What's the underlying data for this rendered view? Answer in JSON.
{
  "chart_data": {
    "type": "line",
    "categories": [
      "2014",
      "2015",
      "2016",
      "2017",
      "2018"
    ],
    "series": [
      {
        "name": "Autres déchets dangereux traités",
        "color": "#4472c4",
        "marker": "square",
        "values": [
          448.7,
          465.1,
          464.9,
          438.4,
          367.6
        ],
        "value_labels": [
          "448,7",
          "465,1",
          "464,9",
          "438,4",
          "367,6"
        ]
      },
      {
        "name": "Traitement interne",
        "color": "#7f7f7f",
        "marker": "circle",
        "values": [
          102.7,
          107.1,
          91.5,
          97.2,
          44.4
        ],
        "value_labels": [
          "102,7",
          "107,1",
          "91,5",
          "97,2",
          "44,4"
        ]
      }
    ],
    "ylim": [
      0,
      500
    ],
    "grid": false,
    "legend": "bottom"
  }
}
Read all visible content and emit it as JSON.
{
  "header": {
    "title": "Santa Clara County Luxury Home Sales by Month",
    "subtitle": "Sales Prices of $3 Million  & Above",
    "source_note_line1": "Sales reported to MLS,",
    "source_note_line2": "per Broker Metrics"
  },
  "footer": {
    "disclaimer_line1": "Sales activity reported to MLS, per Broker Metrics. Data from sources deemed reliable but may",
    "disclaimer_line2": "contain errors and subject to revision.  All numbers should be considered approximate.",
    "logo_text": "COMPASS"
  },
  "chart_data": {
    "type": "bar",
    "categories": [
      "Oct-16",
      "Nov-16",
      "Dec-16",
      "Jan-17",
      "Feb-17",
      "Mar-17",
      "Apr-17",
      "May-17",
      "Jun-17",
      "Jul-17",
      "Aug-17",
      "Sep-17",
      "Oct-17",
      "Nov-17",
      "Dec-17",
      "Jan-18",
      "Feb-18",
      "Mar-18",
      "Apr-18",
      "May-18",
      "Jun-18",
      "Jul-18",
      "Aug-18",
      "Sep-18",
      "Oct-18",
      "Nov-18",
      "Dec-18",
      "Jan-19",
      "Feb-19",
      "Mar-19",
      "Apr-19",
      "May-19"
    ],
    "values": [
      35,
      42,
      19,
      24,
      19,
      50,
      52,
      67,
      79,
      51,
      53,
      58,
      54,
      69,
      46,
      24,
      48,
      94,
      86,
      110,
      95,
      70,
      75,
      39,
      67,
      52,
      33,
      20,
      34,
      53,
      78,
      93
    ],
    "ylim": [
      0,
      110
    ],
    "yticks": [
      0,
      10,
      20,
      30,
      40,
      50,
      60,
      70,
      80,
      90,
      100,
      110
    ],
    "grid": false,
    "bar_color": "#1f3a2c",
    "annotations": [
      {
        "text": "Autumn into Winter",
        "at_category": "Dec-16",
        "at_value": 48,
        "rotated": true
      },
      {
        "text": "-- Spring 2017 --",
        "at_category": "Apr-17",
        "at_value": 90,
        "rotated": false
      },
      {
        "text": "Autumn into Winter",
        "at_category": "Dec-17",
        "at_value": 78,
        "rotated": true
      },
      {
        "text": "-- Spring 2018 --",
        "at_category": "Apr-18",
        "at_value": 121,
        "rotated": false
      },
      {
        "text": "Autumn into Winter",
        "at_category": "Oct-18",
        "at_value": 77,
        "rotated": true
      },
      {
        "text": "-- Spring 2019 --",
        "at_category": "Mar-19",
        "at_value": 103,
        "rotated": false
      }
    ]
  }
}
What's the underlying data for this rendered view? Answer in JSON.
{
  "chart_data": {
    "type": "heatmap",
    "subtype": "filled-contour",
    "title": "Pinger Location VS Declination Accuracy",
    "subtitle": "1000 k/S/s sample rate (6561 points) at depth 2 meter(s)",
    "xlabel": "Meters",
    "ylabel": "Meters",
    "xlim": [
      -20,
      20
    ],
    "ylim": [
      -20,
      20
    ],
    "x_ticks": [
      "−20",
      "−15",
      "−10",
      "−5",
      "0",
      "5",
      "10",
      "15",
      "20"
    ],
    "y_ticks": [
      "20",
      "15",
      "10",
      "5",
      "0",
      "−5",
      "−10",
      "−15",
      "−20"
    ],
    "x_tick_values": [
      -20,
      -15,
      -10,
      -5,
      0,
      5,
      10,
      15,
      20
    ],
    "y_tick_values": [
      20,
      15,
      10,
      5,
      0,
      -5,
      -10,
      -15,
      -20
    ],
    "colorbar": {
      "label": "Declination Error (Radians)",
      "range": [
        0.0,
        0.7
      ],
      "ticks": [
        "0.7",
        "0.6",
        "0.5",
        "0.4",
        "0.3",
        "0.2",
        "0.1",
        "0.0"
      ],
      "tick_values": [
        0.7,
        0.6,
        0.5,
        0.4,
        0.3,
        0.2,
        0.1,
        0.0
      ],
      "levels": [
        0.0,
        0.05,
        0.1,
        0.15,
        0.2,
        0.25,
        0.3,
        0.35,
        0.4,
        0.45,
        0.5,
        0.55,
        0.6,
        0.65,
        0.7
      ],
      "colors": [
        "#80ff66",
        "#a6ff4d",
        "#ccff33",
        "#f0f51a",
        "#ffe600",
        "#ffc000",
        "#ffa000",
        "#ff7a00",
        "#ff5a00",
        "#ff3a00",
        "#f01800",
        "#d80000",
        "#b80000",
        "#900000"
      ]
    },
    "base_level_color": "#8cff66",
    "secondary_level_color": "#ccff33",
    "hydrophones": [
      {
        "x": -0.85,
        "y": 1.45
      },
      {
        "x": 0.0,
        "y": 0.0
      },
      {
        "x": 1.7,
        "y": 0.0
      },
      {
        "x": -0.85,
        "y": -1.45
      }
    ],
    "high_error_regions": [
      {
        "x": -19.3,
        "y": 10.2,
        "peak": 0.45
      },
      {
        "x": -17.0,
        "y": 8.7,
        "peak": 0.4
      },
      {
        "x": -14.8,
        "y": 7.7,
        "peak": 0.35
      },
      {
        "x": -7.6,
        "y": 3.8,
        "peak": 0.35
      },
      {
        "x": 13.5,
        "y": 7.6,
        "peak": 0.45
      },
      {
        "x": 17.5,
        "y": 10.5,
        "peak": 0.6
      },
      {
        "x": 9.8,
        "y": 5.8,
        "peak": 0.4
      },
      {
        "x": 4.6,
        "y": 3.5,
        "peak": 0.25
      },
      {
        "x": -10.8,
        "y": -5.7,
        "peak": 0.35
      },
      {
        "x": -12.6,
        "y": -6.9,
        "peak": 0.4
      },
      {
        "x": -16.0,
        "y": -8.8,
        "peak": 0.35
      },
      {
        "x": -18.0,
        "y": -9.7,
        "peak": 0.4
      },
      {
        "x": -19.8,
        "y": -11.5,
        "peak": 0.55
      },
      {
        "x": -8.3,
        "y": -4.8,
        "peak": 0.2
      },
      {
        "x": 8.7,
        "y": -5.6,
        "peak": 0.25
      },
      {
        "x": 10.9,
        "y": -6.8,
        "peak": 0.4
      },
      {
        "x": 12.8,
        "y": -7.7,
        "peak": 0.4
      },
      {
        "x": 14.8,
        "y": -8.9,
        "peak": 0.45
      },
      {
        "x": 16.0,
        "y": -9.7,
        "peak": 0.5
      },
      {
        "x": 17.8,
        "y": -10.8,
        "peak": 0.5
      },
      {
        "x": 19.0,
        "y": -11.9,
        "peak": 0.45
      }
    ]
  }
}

> Problem to solve: Write out the full listing exactly as given.

> Solved exercise:
What's the underlying data for this rendered view? Answer in JSON.
{
  "chart_data": {
    "type": "line",
    "categories": [
      "2014",
      "2015",
      "2016",
      "2017",
      "2018"
    ],
    "series": [
      {
        "name": "Autres déchets dangereux traités",
        "color": "#4472c4",
        "marker": "square",
        "values": [
          448.7,
          465.1,
          464.9,
          438.4,
          367.6
        ],
        "value_labels": [
          "448,7",
          "465,1",
          "464,9",
          "438,4",
          "367,6"
        ]
      },
      {
        "name": "Traitement interne",
        "color": "#7f7f7f",
        "marker": "circle",
        "values": [
          102.7,
          107.1,
          91.5,
          97.2,
          44.4
        ],
        "value_labels": [
          "102,7",
          "107,1",
          "91,5",
          "97,2",
          "44,4"
        ]
      }
    ],
    "ylim": [
      0,
      500
    ],
    "grid": false,
    "legend": "bottom"
  }
}
Read all visible content and emit it as JSON.
{
  "header": {
    "title": "Santa Clara County Luxury Home Sales by Month",
    "subtitle": "Sales Prices of $3 Million  & Above",
    "source_note_line1": "Sales reported to MLS,",
    "source_note_line2": "per Broker Metrics"
  },
  "footer": {
    "disclaimer_line1": "Sales activity reported to MLS, per Broker Metrics. Data from sources deemed reliable but may",
    "disclaimer_line2": "contain errors and subject to revision.  All numbers should be considered approximate.",
    "logo_text": "COMPASS"
  },
  "chart_data": {
    "type": "bar",
    "categories": [
      "Oct-16",
      "Nov-16",
      "Dec-16",
      "Jan-17",
      "Feb-17",
      "Mar-17",
      "Apr-17",
      "May-17",
      "Jun-17",
      "Jul-17",
      "Aug-17",
      "Sep-17",
      "Oct-17",
      "Nov-17",
      "Dec-17",
      "Jan-18",
      "Feb-18",
      "Mar-18",
      "Apr-18",
      "May-18",
      "Jun-18",
      "Jul-18",
      "Aug-18",
      "Sep-18",
      "Oct-18",
      "Nov-18",
      "Dec-18",
      "Jan-19",
      "Feb-19",
      "Mar-19",
      "Apr-19",
      "May-19"
    ],
    "values": [
      35,
      42,
      19,
      24,
      19,
      50,
      52,
      67,
      79,
      51,
      53,
      58,
      54,
      69,
      46,
      24,
      48,
      94,
      86,
      110,
      95,
      70,
      75,
      39,
      67,
      52,
      33,
      20,
      34,
      53,
      78,
      93
    ],
    "ylim": [
      0,
      110
    ],
    "yticks": [
      0,
      10,
      20,
      30,
      40,
      50,
      60,
      70,
      80,
      90,
      100,
      110
    ],
    "grid": false,
    "bar_color": "#1f3a2c",
    "annotations": [
      {
        "text": "Autumn into Winter",
        "at_category": "Dec-16",
        "at_value": 48,
        "rotated": true
      },
      {
        "text": "-- Spring 2017 --",
        "at_category": "Apr-17",
        "at_value": 90,
        "rotated": false
      },
      {
        "text": "Autumn into Winter",
        "at_category": "Dec-17",
        "at_value": 78,
        "rotated": true
      },
      {
        "text": "-- Spring 2018 --",
        "at_category": "Apr-18",
        "at_value": 121,
        "rotated": false
      },
      {
        "text": "Autumn into Winter",
        "at_category": "Oct-18",
        "at_value": 77,
        "rotated": true
      },
      {
        "text": "-- Spring 2019 --",
        "at_category": "Mar-19",
        "at_value": 103,
        "rotated": false
      }
    ]
  }
}
What's the underlying data for this rendered view? Answer in JSON.
{
  "chart_data": {
    "type": "heatmap",
    "subtype": "filled-contour",
    "title": "Pinger Location VS Declination Accuracy",
    "subtitle": "1000 k/S/s sample rate (6561 points) at depth 2 meter(s)",
    "xlabel": "Meters",
    "ylabel": "Meters",
    "xlim": [
      -20,
      20
    ],
    "ylim": [
      -20,
      20
    ],
    "x_ticks": [
      "−20",
      "−15",
      "−10",
      "−5",
      "0",
      "5",
      "10",
      "15",
      "20"
    ],
    "y_ticks": [
      "20",
      "15",
      "10",
      "5",
      "0",
      "−5",
      "−10",
      "−15",
      "−20"
    ],
    "x_tick_values": [
      -20,
      -15,
      -10,
      -5,
      0,
      5,
      10,
      15,
      20
    ],
    "y_tick_values": [
      20,
      15,
      10,
      5,
      0,
      -5,
      -10,
      -15,
      -20
    ],
    "colorbar": {
      "label": "Declination Error (Radians)",
      "range": [
        0.0,
        0.7
      ],
      "ticks": [
        "0.7",
        "0.6",
        "0.5",
        "0.4",
        "0.3",
        "0.2",
        "0.1",
        "0.0"
      ],
      "tick_values": [
        0.7,
        0.6,
        0.5,
        0.4,
        0.3,
        0.2,
        0.1,
        0.0
      ],
      "levels": [
        0.0,
        0.05,
        0.1,
        0.15,
        0.2,
        0.25,
        0.3,
        0.35,
        0.4,
        0.45,
        0.5,
        0.55,
        0.6,
        0.65,
        0.7
      ],
      "colors": [
        "#80ff66",
        "#a6ff4d",
        "#ccff33",
        "#f0f51a",
        "#ffe600",
        "#ffc000",
        "#ffa000",
        "#ff7a00",
        "#ff5a00",
        "#ff3a00",
        "#f01800",
        "#d80000",
        "#b80000",
        "#900000"
      ]
    },
    "base_level_color": "#8cff66",
    "secondary_level_color": "#ccff33",
    "hydrophones": [
      {
        "x": -0.85,
        "y": 1.45
      },
      {
        "x": 0.0,
        "y": 0.0
      },
      {
        "x": 1.7,
        "y": 0.0
      },
      {
        "x": -0.85,
        "y": -1.45
      }
    ],
    "high_error_regions": [
      {
        "x": -19.3,
        "y": 10.2,
        "peak": 0.45
      },
      {
        "x": -17.0,
        "y": 8.7,
        "peak": 0.4
      },
      {
        "x": -14.8,
        "y": 7.7,
        "peak": 0.35
      },
      {
        "x": -7.6,
        "y": 3.8,
        "peak": 0.35
      },
      {
        "x": 13.5,
        "y": 7.6,
        "peak": 0.45
      },
      {
        "x": 17.5,
        "y": 10.5,
        "peak": 0.6
      },
      {
        "x": 9.8,
        "y": 5.8,
        "peak": 0.4
      },
      {
        "x": 4.6,
        "y": 3.5,
        "peak": 0.25
      },
      {
        "x": -10.8,
        "y": -5.7,
        "peak": 0.35
      },
      {
        "x": -12.6,
        "y": -6.9,
        "peak": 0.4
      },
      {
        "x": -16.0,
        "y": -8.8,
        "peak": 0.35
      },
      {
        "x": -18.0,
        "y": -9.7,
        "peak": 0.4
      },
      {
        "x": -19.8,
        "y": -11.5,
        "peak": 0.55
      },
      {
        "x": -8.3,
        "y": -4.8,
        "peak": 0.2
      },
      {
        "x": 8.7,
        "y": -5.6,
        "peak": 0.25
      },
      {
        "x": 10.9,
        "y": -6.8,
        "peak": 0.4
      },
      {
        "x": 12.8,
        "y": -7.7,
        "peak": 0.4
      },
      {
        "x": 14.8,
        "y": -8.9,
        "peak": 0.45
      },
      {
        "x": 16.0,
        "y": -9.7,
        "peak": 0.5
      },
      {
        "x": 17.8,
        "y": -10.8,
        "peak": 0.5
      },
      {
        "x": 19.0,
        "y": -11.9,
        "peak": 0.45
      }
    ]
  }
}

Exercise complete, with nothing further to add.